TASK GOAL
Restate all of the entries exactly, dropping any pictures they hold.

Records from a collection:
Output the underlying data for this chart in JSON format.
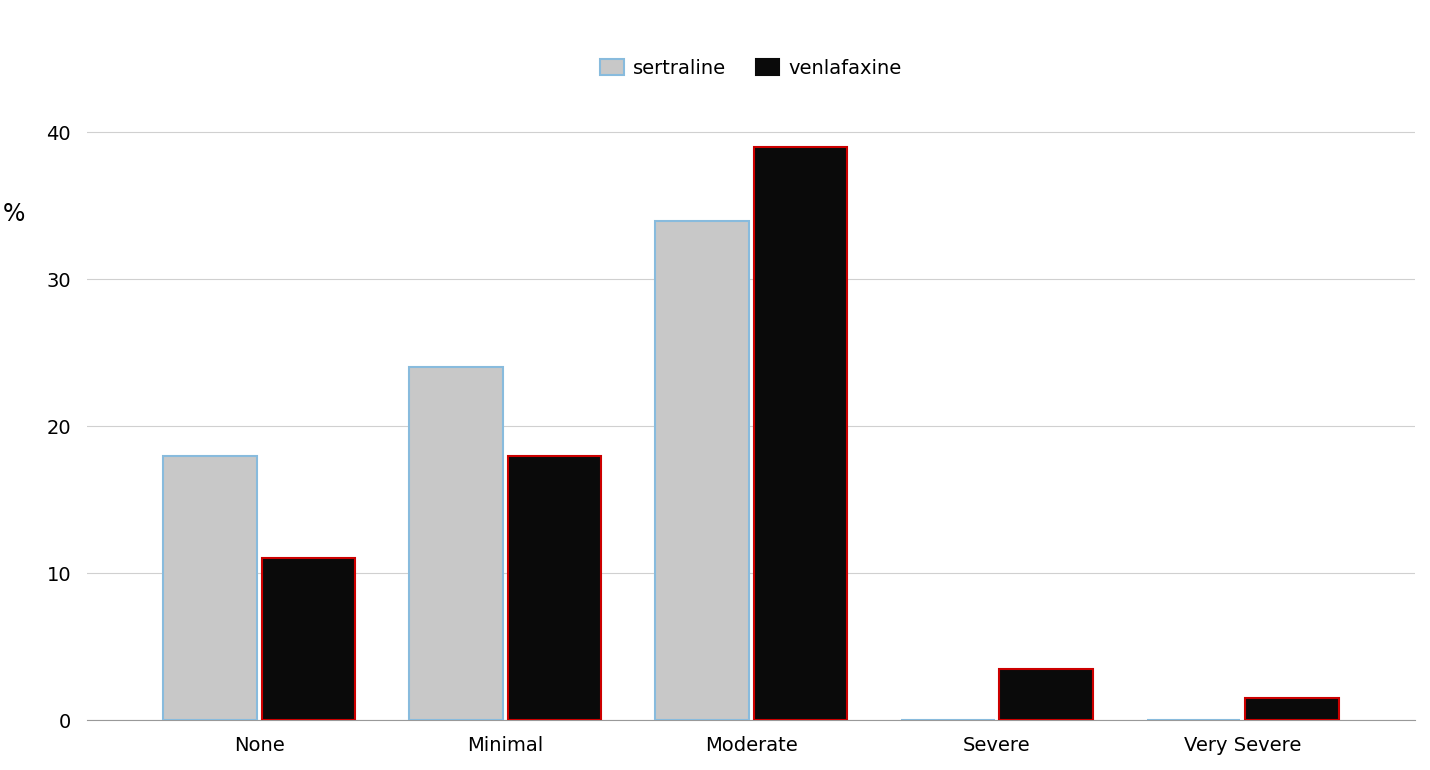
{
  "categories": [
    "None",
    "Minimal",
    "Moderate",
    "Severe",
    "Very Severe"
  ],
  "sertraline": [
    18,
    24,
    34,
    0,
    0
  ],
  "venlafaxine": [
    11,
    18,
    39,
    3.5,
    1.5
  ],
  "sertraline_color": "#c8c8c8",
  "sertraline_edge_color": "#88bbdd",
  "venlafaxine_color": "#0a0a0a",
  "venlafaxine_edge_color": "#cc0000",
  "ylabel": "%",
  "ylim": [
    0,
    42
  ],
  "yticks": [
    0,
    10,
    20,
    30,
    40
  ],
  "legend_labels": [
    "sertraline",
    "venlafaxine"
  ],
  "bar_width": 0.38,
  "bar_gap": 0.02,
  "axis_fontsize": 15,
  "tick_fontsize": 14,
  "legend_fontsize": 14,
  "background_color": "#ffffff",
  "grid_color": "#d0d0d0"
}
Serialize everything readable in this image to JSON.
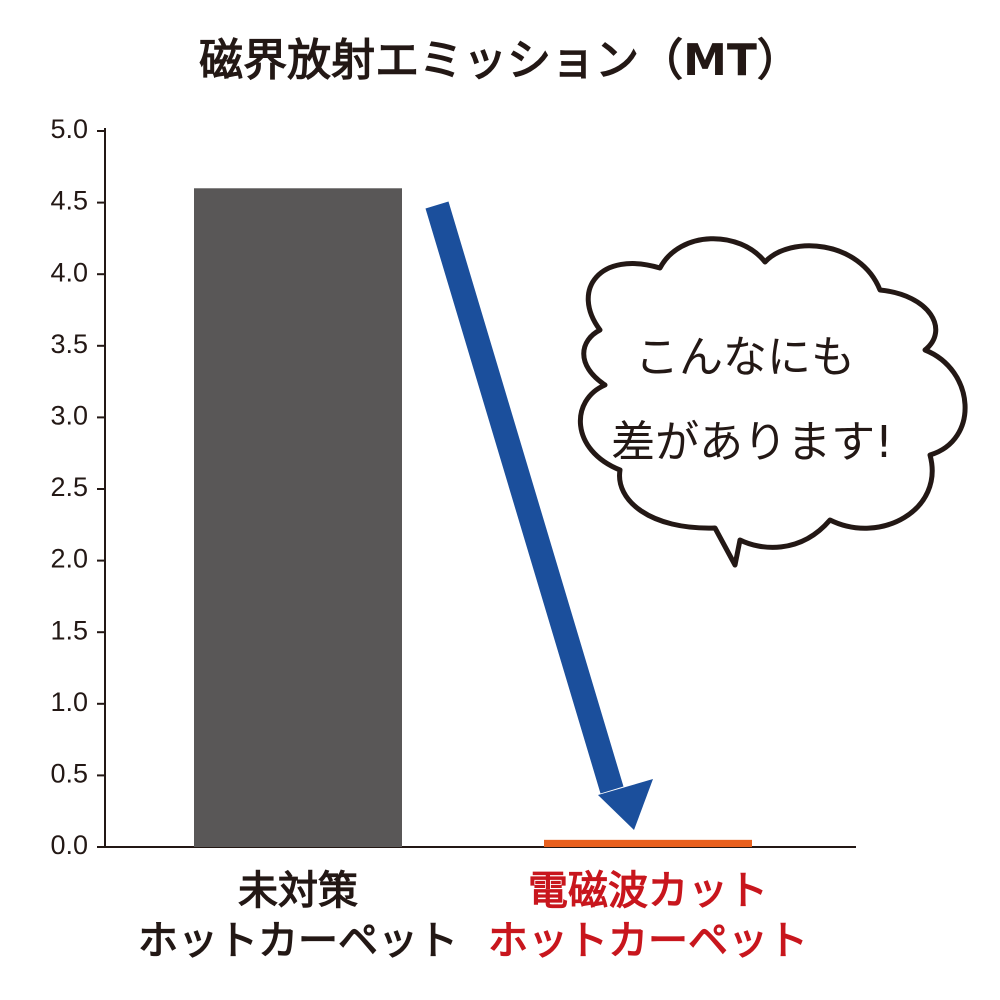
{
  "chart_data": {
    "type": "bar",
    "title": "磁界放射エミッション（MT）",
    "categories": [
      [
        "未対策",
        "ホットカーペット"
      ],
      [
        "電磁波カット",
        "ホットカーペット"
      ]
    ],
    "values": [
      4.6,
      0.05
    ],
    "colors": [
      "#595757",
      "#e8601e"
    ],
    "label_colors": [
      "#231815",
      "#c8161d"
    ],
    "ylim": [
      0,
      5
    ],
    "yticks": [
      {
        "value": 0,
        "label": "0.0"
      },
      0.5,
      {
        "value": 1,
        "label": "1.0"
      },
      1.5,
      {
        "value": 2,
        "label": "2.0"
      },
      2.5,
      {
        "value": 3,
        "label": "3.0"
      },
      3.5,
      {
        "value": 4,
        "label": "4.0"
      },
      4.5,
      {
        "value": 5,
        "label": "5.0"
      }
    ],
    "annotation": [
      "こんなにも",
      "差があります!"
    ]
  }
}
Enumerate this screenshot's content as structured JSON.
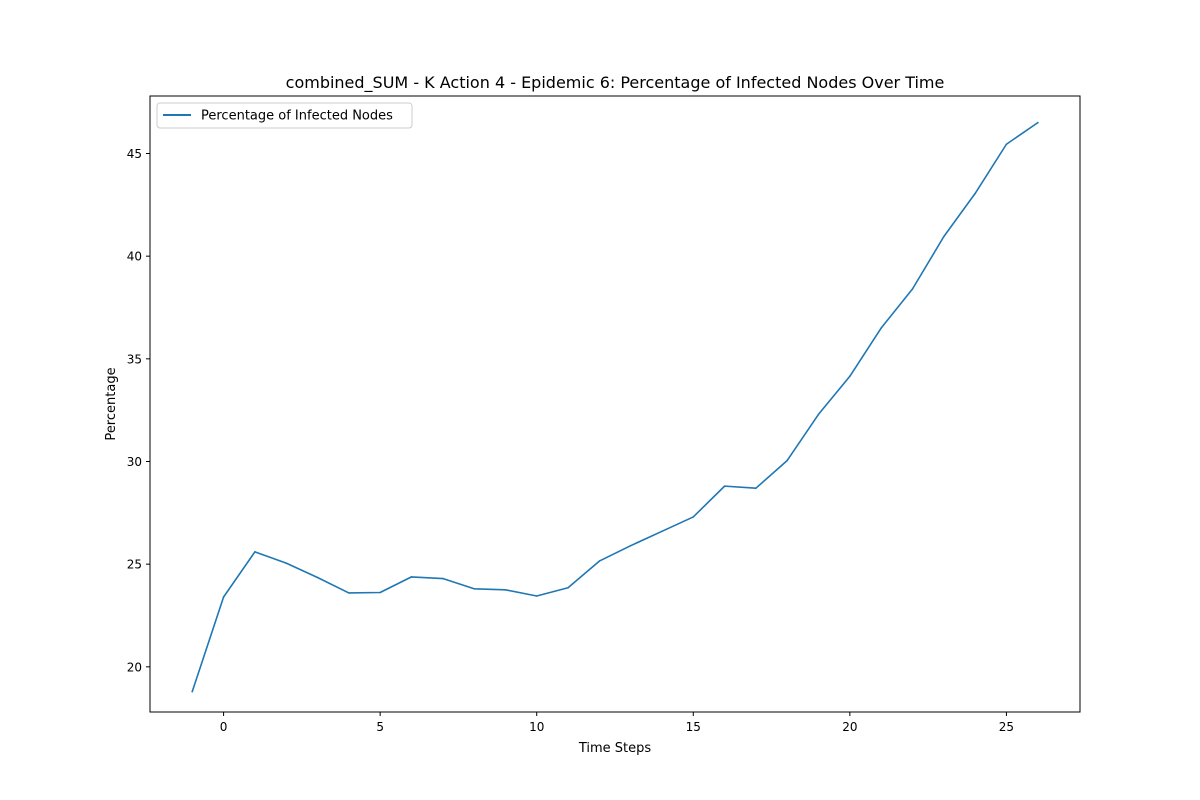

TASK RESPONSE
Output the underlying data for this chart in JSON format.
{
  "categories": [
    "None",
    "Minimal",
    "Moderate",
    "Severe",
    "Very Severe"
  ],
  "sertraline": [
    18,
    24,
    34,
    0,
    0
  ],
  "venlafaxine": [
    11,
    18,
    39,
    3.5,
    1.5
  ],
  "sertraline_color": "#c8c8c8",
  "sertraline_edge_color": "#88bbdd",
  "venlafaxine_color": "#0a0a0a",
  "venlafaxine_edge_color": "#cc0000",
  "ylabel": "%",
  "ylim": [
    0,
    42
  ],
  "yticks": [
    0,
    10,
    20,
    30,
    40
  ],
  "legend_labels": [
    "sertraline",
    "venlafaxine"
  ],
  "bar_width": 0.38,
  "bar_gap": 0.02,
  "axis_fontsize": 15,
  "tick_fontsize": 14,
  "legend_fontsize": 14,
  "background_color": "#ffffff",
  "grid_color": "#d0d0d0"
}
Serialize everything readable in this image to JSON.
{
  "chart_data": {
    "type": "bar",
    "title": "磁界放射エミッション（MT）",
    "categories": [
      [
        "未対策",
        "ホットカーペット"
      ],
      [
        "電磁波カット",
        "ホットカーペット"
      ]
    ],
    "values": [
      4.6,
      0.05
    ],
    "colors": [
      "#595757",
      "#e8601e"
    ],
    "label_colors": [
      "#231815",
      "#c8161d"
    ],
    "ylim": [
      0,
      5
    ],
    "yticks": [
      {
        "value": 0,
        "label": "0.0"
      },
      0.5,
      {
        "value": 1,
        "label": "1.0"
      },
      1.5,
      {
        "value": 2,
        "label": "2.0"
      },
      2.5,
      {
        "value": 3,
        "label": "3.0"
      },
      3.5,
      {
        "value": 4,
        "label": "4.0"
      },
      4.5,
      {
        "value": 5,
        "label": "5.0"
      }
    ],
    "annotation": [
      "こんなにも",
      "差があります!"
    ]
  }
}
Enumerate this screenshot's content as structured JSON.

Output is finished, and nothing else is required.